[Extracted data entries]
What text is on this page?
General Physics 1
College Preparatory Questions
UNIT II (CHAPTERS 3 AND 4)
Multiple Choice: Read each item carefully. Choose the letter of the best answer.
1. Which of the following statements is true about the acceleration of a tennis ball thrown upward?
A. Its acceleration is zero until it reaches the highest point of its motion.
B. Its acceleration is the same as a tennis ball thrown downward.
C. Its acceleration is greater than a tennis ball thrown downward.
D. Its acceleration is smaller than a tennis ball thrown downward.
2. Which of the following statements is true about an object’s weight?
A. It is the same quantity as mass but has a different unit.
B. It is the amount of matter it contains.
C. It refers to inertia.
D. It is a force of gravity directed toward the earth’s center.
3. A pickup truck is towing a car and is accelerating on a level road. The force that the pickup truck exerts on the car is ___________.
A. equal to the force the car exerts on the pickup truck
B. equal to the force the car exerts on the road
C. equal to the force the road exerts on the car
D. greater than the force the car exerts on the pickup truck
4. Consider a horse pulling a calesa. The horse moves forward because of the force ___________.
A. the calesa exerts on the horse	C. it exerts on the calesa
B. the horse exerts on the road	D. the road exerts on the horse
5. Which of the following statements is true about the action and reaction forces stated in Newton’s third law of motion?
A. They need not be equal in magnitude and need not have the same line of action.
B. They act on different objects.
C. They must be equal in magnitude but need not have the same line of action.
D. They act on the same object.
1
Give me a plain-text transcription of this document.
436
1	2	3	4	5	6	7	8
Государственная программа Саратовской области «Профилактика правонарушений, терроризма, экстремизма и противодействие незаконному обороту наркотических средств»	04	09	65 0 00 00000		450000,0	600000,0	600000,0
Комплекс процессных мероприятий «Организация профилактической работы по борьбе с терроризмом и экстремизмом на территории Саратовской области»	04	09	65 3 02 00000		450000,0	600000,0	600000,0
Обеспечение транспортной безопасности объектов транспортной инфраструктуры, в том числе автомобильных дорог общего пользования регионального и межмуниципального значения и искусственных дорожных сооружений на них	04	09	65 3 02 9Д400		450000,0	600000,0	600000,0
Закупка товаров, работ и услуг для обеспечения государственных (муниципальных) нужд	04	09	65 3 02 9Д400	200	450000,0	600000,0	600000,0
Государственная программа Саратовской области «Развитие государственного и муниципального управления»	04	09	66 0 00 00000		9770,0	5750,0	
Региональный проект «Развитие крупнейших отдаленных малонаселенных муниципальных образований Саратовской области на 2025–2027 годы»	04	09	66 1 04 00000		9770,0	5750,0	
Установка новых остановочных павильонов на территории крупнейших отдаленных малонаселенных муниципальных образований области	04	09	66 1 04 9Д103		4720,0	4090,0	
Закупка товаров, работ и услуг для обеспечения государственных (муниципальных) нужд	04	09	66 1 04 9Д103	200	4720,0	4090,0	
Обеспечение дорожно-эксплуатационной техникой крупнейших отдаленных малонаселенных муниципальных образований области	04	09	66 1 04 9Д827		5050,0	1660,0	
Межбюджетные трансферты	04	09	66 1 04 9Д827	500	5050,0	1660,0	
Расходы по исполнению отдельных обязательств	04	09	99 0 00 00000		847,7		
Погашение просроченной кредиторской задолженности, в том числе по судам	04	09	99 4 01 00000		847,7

## Task details
Search the listing for the word "following" and return each line that holds it.

## Result for this exercise
1. Which of the following statements is true about the acceleration of a tennis ball thrown upward?
2. Which of the following statements is true about an object’s weight?
5. Which of the following statements is true about the action and reaction forces stated in Newton’s third law of motion?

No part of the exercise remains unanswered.